• WHAT YOU WILL DO:
Look through the data below. Collect every line where the word "offset" occurs.

[Dataset listings of figures]
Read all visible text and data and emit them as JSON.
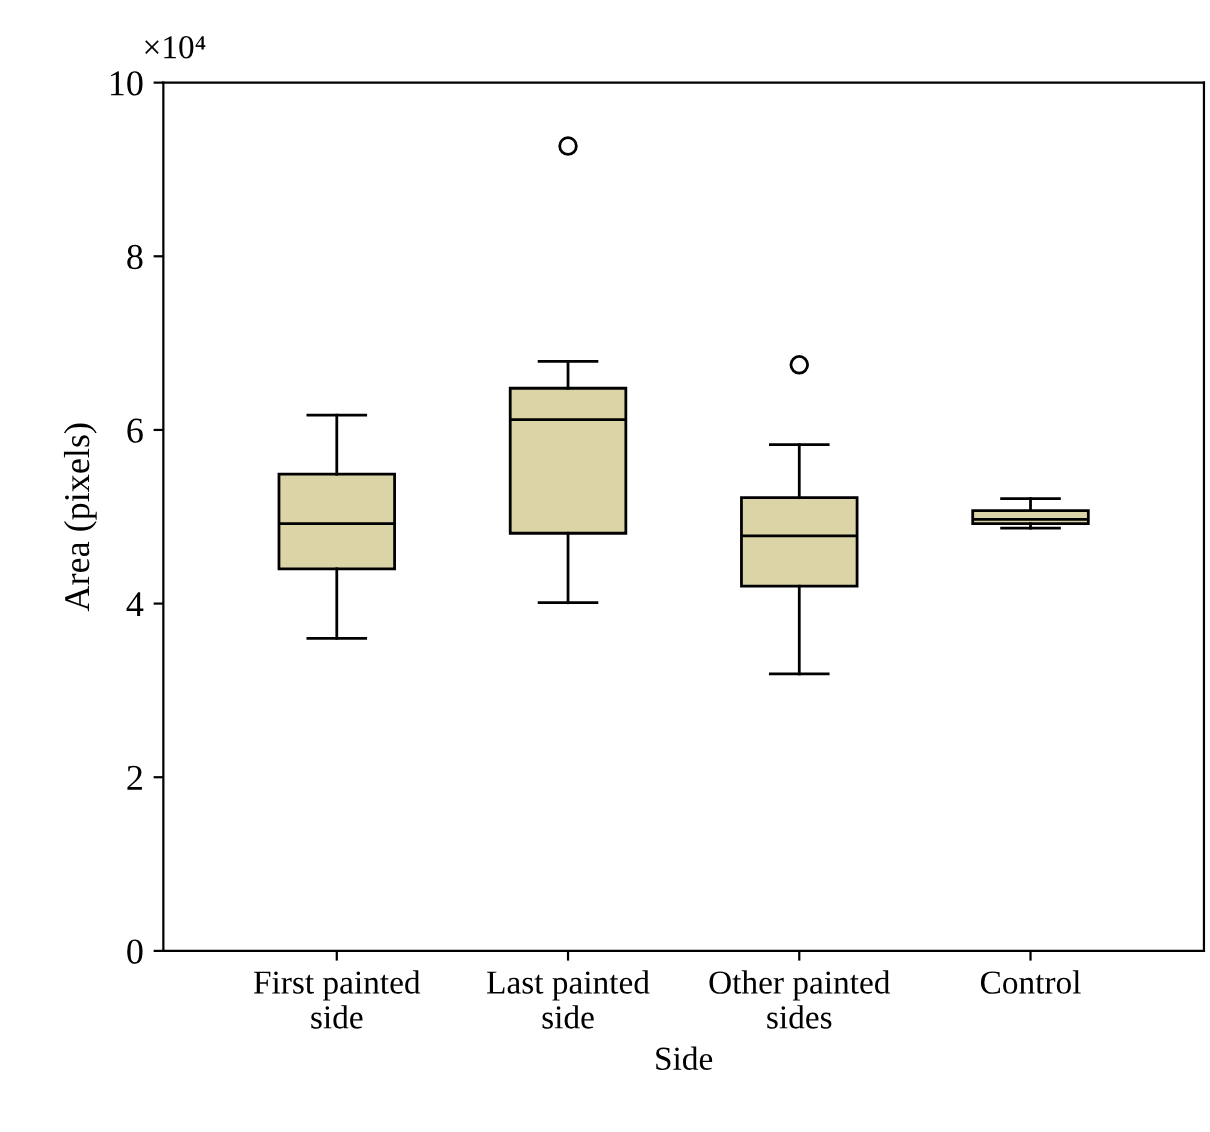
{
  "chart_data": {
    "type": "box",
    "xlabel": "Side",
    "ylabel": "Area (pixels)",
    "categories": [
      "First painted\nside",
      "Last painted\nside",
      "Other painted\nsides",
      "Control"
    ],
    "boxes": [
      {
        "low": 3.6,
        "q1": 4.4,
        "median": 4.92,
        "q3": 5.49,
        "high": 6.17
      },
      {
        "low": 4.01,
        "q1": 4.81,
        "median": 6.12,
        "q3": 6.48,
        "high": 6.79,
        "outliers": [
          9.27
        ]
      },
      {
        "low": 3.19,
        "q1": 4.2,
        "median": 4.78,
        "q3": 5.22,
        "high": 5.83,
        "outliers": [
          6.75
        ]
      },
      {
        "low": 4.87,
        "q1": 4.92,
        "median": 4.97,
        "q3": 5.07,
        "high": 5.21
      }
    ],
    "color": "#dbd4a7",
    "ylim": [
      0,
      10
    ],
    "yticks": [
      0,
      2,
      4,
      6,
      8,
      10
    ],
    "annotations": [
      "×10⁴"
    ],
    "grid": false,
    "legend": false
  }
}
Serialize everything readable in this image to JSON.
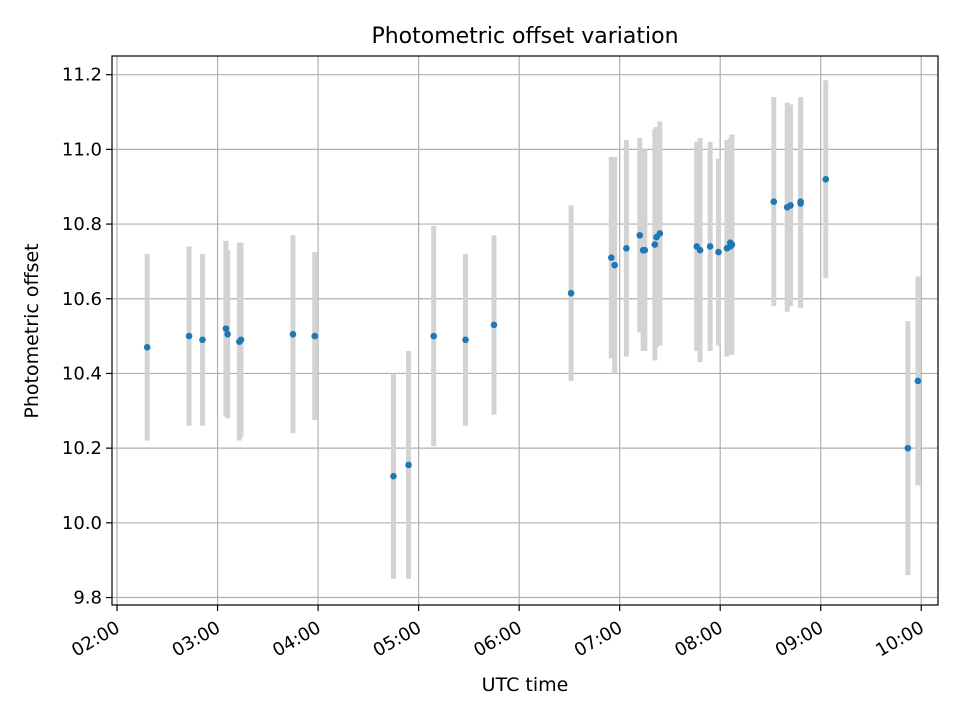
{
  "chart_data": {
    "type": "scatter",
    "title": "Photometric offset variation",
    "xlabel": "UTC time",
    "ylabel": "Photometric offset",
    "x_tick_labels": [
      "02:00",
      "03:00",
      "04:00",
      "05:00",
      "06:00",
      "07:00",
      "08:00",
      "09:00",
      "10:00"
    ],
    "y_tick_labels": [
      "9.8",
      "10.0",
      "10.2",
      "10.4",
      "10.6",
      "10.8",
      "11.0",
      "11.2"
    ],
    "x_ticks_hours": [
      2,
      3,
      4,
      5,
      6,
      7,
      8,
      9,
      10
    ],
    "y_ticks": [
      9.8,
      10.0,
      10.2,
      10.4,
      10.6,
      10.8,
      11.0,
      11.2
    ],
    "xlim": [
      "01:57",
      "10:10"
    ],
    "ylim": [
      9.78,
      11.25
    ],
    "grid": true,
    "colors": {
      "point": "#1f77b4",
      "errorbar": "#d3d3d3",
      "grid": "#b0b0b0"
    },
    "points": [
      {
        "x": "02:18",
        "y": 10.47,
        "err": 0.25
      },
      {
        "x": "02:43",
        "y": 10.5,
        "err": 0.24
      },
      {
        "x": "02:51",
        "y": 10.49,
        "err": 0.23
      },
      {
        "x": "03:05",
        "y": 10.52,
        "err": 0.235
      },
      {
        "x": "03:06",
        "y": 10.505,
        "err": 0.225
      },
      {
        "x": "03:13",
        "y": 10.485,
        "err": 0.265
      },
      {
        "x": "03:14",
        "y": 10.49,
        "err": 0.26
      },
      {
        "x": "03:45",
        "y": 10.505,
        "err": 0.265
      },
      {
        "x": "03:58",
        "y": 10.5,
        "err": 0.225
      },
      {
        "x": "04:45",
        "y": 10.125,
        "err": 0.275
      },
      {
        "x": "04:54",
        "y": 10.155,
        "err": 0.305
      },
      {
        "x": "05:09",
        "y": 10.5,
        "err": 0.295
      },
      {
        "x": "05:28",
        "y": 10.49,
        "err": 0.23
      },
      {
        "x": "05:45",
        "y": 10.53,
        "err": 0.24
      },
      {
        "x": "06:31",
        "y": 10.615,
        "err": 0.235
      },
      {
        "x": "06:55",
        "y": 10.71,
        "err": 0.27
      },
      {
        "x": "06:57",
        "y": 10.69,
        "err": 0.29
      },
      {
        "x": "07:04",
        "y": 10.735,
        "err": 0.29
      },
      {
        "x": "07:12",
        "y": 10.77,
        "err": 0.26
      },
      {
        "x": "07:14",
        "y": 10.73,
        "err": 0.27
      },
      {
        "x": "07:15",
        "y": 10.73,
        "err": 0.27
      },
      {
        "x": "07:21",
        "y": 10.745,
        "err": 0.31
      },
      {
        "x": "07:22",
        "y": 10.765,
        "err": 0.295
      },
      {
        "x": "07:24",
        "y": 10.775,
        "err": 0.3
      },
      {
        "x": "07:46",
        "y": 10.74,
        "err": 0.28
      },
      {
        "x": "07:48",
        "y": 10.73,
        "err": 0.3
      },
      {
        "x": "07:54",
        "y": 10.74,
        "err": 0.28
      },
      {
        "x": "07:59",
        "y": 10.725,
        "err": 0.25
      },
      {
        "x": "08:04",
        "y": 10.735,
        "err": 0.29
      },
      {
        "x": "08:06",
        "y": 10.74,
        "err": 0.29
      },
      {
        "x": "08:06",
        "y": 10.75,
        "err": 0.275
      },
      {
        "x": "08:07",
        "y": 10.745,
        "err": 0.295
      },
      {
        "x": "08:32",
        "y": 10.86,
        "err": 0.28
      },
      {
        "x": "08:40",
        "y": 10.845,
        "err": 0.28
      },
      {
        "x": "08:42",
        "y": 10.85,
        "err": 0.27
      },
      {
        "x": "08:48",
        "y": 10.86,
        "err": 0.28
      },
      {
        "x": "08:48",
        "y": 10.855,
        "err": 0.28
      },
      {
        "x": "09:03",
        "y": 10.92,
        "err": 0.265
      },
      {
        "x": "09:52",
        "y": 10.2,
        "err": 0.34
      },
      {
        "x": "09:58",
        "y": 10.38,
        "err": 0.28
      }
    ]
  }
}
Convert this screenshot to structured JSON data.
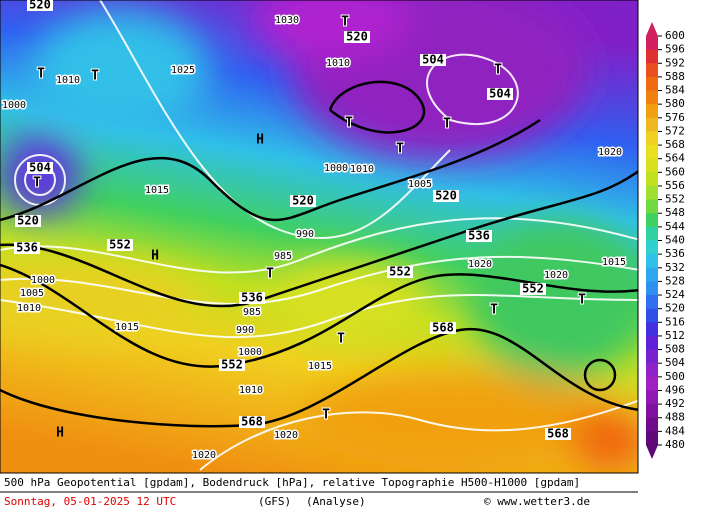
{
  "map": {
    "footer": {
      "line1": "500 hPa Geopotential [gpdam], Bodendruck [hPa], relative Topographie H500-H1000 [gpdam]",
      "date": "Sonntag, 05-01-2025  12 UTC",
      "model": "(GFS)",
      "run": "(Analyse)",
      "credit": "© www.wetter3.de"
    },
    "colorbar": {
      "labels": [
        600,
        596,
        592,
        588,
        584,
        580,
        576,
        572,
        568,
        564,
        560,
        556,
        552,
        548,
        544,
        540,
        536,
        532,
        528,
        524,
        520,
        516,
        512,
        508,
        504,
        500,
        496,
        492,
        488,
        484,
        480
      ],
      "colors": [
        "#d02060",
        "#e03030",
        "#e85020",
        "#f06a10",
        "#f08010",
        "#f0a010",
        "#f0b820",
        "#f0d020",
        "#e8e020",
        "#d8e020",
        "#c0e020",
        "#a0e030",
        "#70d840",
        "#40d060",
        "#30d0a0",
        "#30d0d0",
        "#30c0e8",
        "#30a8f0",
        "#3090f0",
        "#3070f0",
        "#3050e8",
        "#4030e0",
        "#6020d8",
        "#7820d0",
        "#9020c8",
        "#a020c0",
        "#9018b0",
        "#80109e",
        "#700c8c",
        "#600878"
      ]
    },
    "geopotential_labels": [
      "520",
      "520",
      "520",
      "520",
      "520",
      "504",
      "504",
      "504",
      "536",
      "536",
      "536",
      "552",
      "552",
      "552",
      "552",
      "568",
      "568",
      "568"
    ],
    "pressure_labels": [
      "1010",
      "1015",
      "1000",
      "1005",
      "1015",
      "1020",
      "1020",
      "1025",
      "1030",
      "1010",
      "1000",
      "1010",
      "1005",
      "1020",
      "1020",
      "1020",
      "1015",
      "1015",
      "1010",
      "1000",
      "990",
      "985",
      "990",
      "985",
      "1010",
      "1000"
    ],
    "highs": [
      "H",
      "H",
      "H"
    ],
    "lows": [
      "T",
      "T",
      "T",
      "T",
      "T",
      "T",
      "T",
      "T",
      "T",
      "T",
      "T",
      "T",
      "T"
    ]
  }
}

• FINAL RESULT:
    "title": "Photometric offset variation",
    "ylabel": "Photometric offset",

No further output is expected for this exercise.